- _Provided records_:
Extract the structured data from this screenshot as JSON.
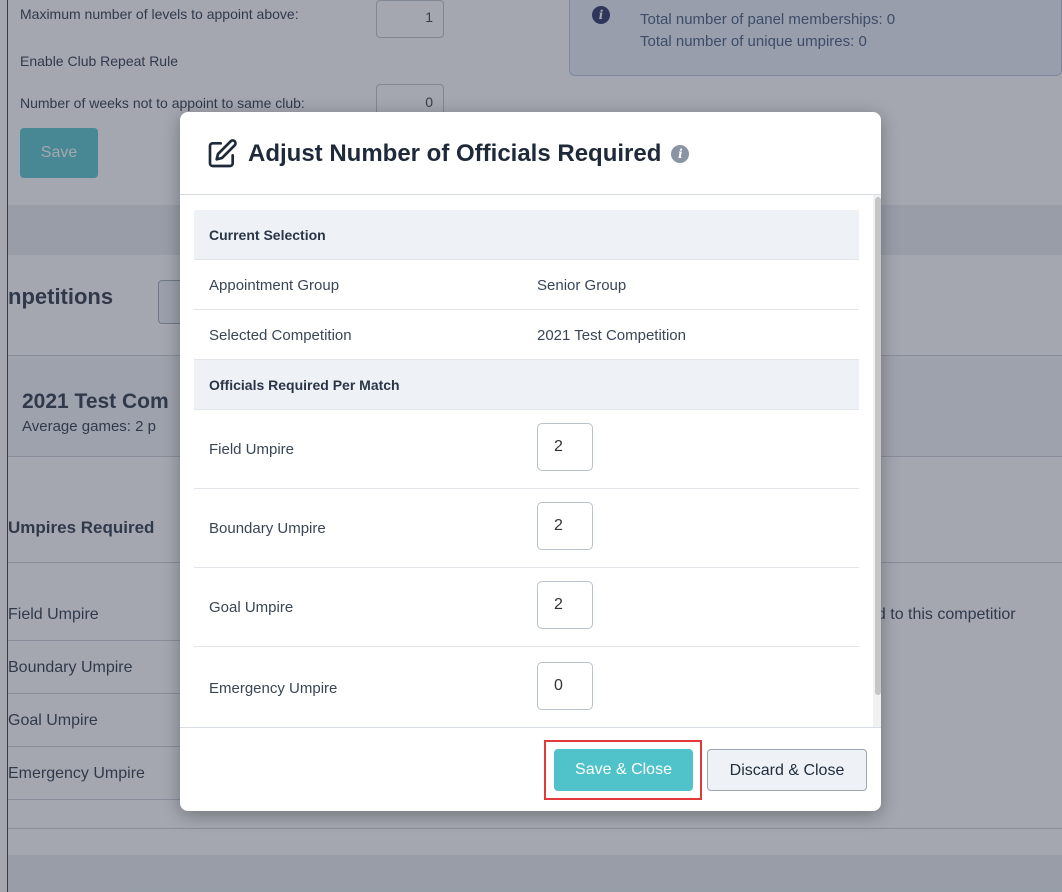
{
  "background": {
    "max_levels_label": "Maximum number of levels to appoint above:",
    "max_levels_value": "1",
    "club_repeat_label": "Enable Club Repeat Rule",
    "weeks_label": "Number of weeks not to appoint to same club:",
    "weeks_value": "0",
    "save_label": "Save",
    "info_line1": "Total number of panel memberships: 0",
    "info_line2": "Total number of unique umpires: 0",
    "competitions_heading": "npetitions",
    "competition_name": "2021 Test Com",
    "average_games": "Average games: 2 p",
    "umpires_required": "Umpires Required",
    "umpire_rows": [
      "Field Umpire",
      "Boundary Umpire",
      "Goal Umpire",
      "Emergency Umpire"
    ],
    "assigned_text": "ed to this competitior"
  },
  "modal": {
    "title": "Adjust Number of Officials Required",
    "current_selection_header": "Current Selection",
    "selection_rows": [
      {
        "label": "Appointment Group",
        "value": "Senior Group"
      },
      {
        "label": "Selected Competition",
        "value": "2021 Test Competition"
      }
    ],
    "officials_header": "Officials Required Per Match",
    "officials": [
      {
        "label": "Field Umpire",
        "value": "2"
      },
      {
        "label": "Boundary Umpire",
        "value": "2"
      },
      {
        "label": "Goal Umpire",
        "value": "2"
      },
      {
        "label": "Emergency Umpire",
        "value": "0"
      }
    ],
    "save_close_label": "Save & Close",
    "discard_close_label": "Discard & Close"
  },
  "colors": {
    "accent": "#4fc3c9",
    "highlight": "#e03a3a"
  }
}
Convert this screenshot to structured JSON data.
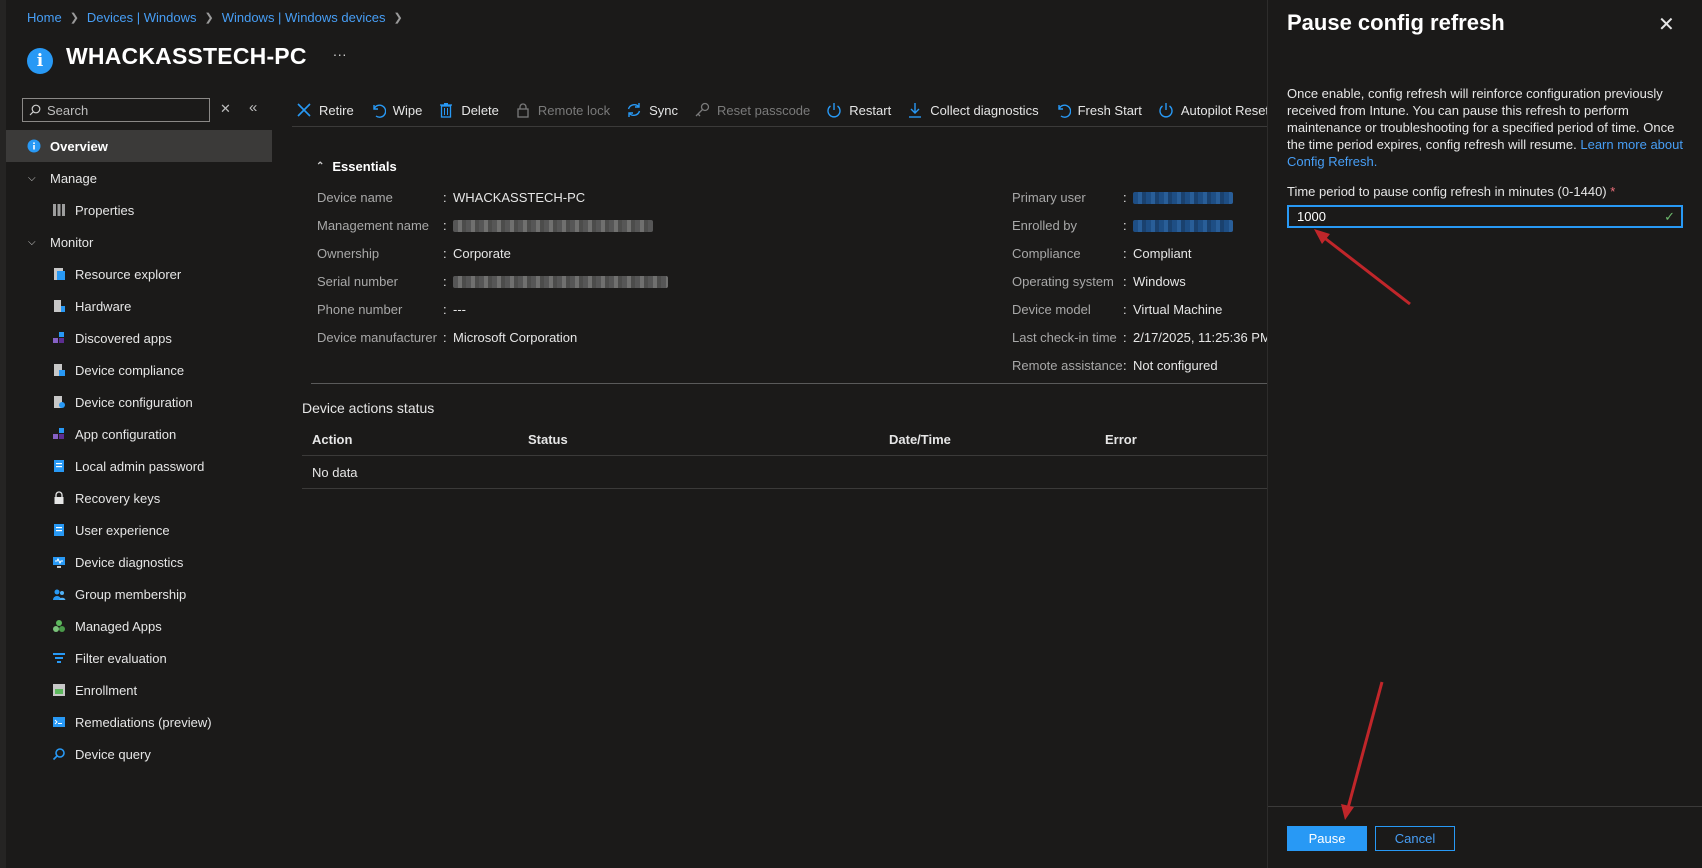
{
  "breadcrumb": [
    "Home",
    "Devices | Windows",
    "Windows | Windows devices"
  ],
  "page_title": "WHACKASSTECH-PC",
  "more_label": "···",
  "search": {
    "placeholder": "Search"
  },
  "sidebar": {
    "overview": "Overview",
    "manage": {
      "label": "Manage",
      "items": [
        "Properties"
      ]
    },
    "monitor": {
      "label": "Monitor",
      "items": [
        "Resource explorer",
        "Hardware",
        "Discovered apps",
        "Device compliance",
        "Device configuration",
        "App configuration",
        "Local admin password",
        "Recovery keys",
        "User experience",
        "Device diagnostics",
        "Group membership",
        "Managed Apps",
        "Filter evaluation",
        "Enrollment",
        "Remediations (preview)",
        "Device query"
      ]
    }
  },
  "toolbar": {
    "retire": "Retire",
    "wipe": "Wipe",
    "delete": "Delete",
    "remote_lock": "Remote lock",
    "sync": "Sync",
    "reset_passcode": "Reset passcode",
    "restart": "Restart",
    "collect_diagnostics": "Collect diagnostics",
    "fresh_start": "Fresh Start",
    "autopilot_reset": "Autopilot Reset"
  },
  "essentials": {
    "title": "Essentials",
    "left": [
      {
        "label": "Device name",
        "value": "WHACKASSTECH-PC"
      },
      {
        "label": "Management name",
        "value": ""
      },
      {
        "label": "Ownership",
        "value": "Corporate"
      },
      {
        "label": "Serial number",
        "value": ""
      },
      {
        "label": "Phone number",
        "value": "---"
      },
      {
        "label": "Device manufacturer",
        "value": "Microsoft Corporation"
      }
    ],
    "right": [
      {
        "label": "Primary user",
        "value": ""
      },
      {
        "label": "Enrolled by",
        "value": ""
      },
      {
        "label": "Compliance",
        "value": "Compliant"
      },
      {
        "label": "Operating system",
        "value": "Windows"
      },
      {
        "label": "Device model",
        "value": "Virtual Machine"
      },
      {
        "label": "Last check-in time",
        "value": "2/17/2025, 11:25:36 PM"
      },
      {
        "label": "Remote assistance",
        "value": "Not configured"
      }
    ]
  },
  "actions_status": {
    "title": "Device actions status",
    "columns": [
      "Action",
      "Status",
      "Date/Time",
      "Error"
    ],
    "empty": "No data"
  },
  "panel": {
    "title": "Pause config refresh",
    "description": "Once enable, config refresh will reinforce configuration previously received from Intune. You can pause this refresh to perform maintenance or troubleshooting for a specified period of time. Once the time period expires, config refresh will resume.",
    "learn_more": "Learn more about Config Refresh.",
    "field_label": "Time period to pause config refresh in minutes (0-1440)",
    "required_mark": "*",
    "field_value": "1000",
    "pause_label": "Pause",
    "cancel_label": "Cancel"
  },
  "colors": {
    "accent": "#2899f5",
    "background": "#1b1a19",
    "annotation_arrow": "#c0262a"
  }
}
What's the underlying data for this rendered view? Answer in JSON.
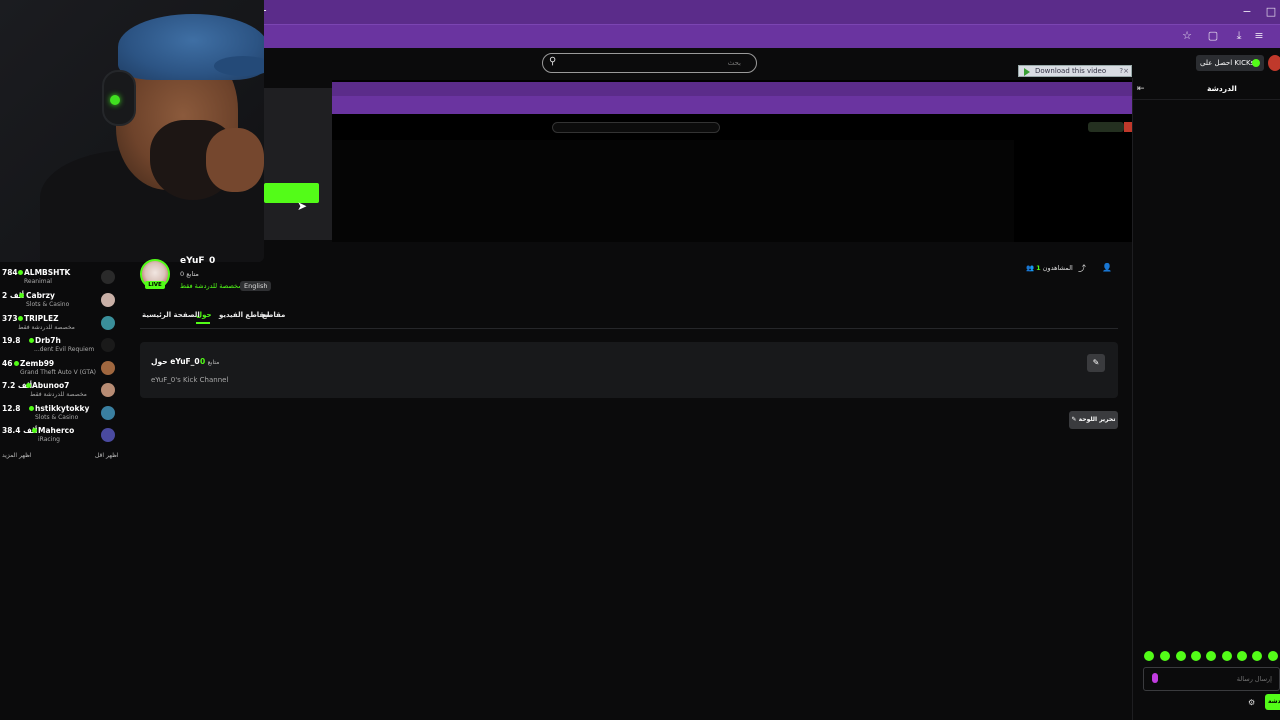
{
  "browser": {
    "toolbar_icons": [
      "star-icon",
      "download-icon",
      "extension-icon",
      "menu-icon"
    ],
    "window_controls": [
      "−",
      "□"
    ]
  },
  "header": {
    "search_placeholder": "بحث",
    "kicks_label": "احصل على KICKs",
    "download_video": "Download this video"
  },
  "sidebar": {
    "channels": [
      {
        "viewers": "784",
        "name": "ALMBSHTK",
        "category": "Reanimal"
      },
      {
        "viewers": "2 ألف",
        "name": "Cabrzy",
        "category": "Slots & Casino"
      },
      {
        "viewers": "373",
        "name": "TRIPLEZ",
        "category": "مخصصة للدردشة فقط"
      },
      {
        "viewers": "19.8",
        "name": "Drb7h",
        "category": "...dent Evil Requiem"
      },
      {
        "viewers": "46",
        "name": "Zemb99",
        "category": "Grand Theft Auto V (GTA)"
      },
      {
        "viewers": "7.2 ألف",
        "name": "Abunoo7",
        "category": "مخصصة للدردشة فقط"
      },
      {
        "viewers": "12.8",
        "name": "hstikkytokky",
        "category": "Slots & Casino"
      },
      {
        "viewers": "38.4 ألف",
        "name": "Maherco",
        "category": "iRacing"
      }
    ],
    "show_more": "اظهر المزيد",
    "show_less": "اظهر اقل"
  },
  "channel": {
    "name": "eYuF_0",
    "followers": "0 متابع",
    "category": "مخصصة للدردشة فقط",
    "language": "English",
    "live_badge": "LIVE",
    "viewers_label": "المشاهدون",
    "viewers_count": "1"
  },
  "tabs": [
    {
      "label": "الصفحة الرئيسية",
      "active": false
    },
    {
      "label": "حول",
      "active": true
    },
    {
      "label": "مقاطع الفيديو",
      "active": false
    },
    {
      "label": "مقاطع",
      "active": false
    }
  ],
  "about": {
    "title": "حول eYuF_0",
    "followers_count": "0",
    "followers_label": "متابع",
    "description": "eYuF_0's Kick Channel",
    "edit_panel": "تحرير اللوحة"
  },
  "chat": {
    "title": "الدردشة",
    "placeholder": "إرسال رسالة",
    "send": "دردشة"
  },
  "colors": {
    "accent": "#53fc18",
    "browser_purple": "#6a34a0",
    "background": "#0b0b0c",
    "card": "#18191b"
  }
}
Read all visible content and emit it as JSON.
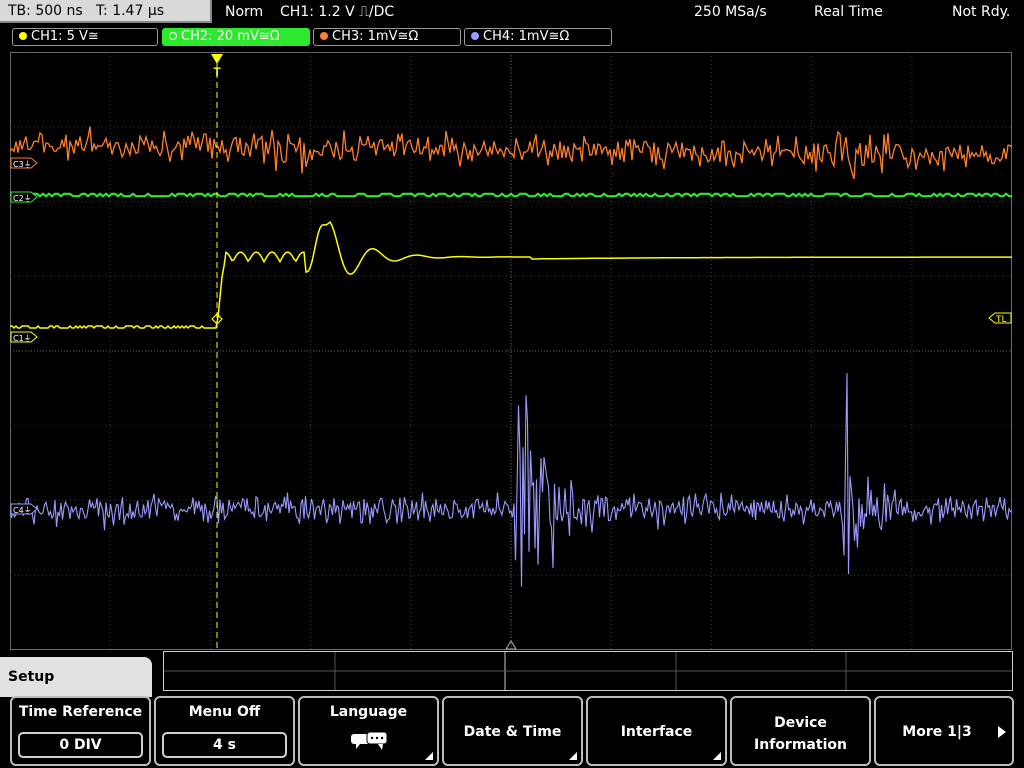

- _Prompt_: Pick out the lines containing the string "متابع" and show them.

- _Result of the task_:
    "followers": "0 متابع",
    "followers_label": "متابع",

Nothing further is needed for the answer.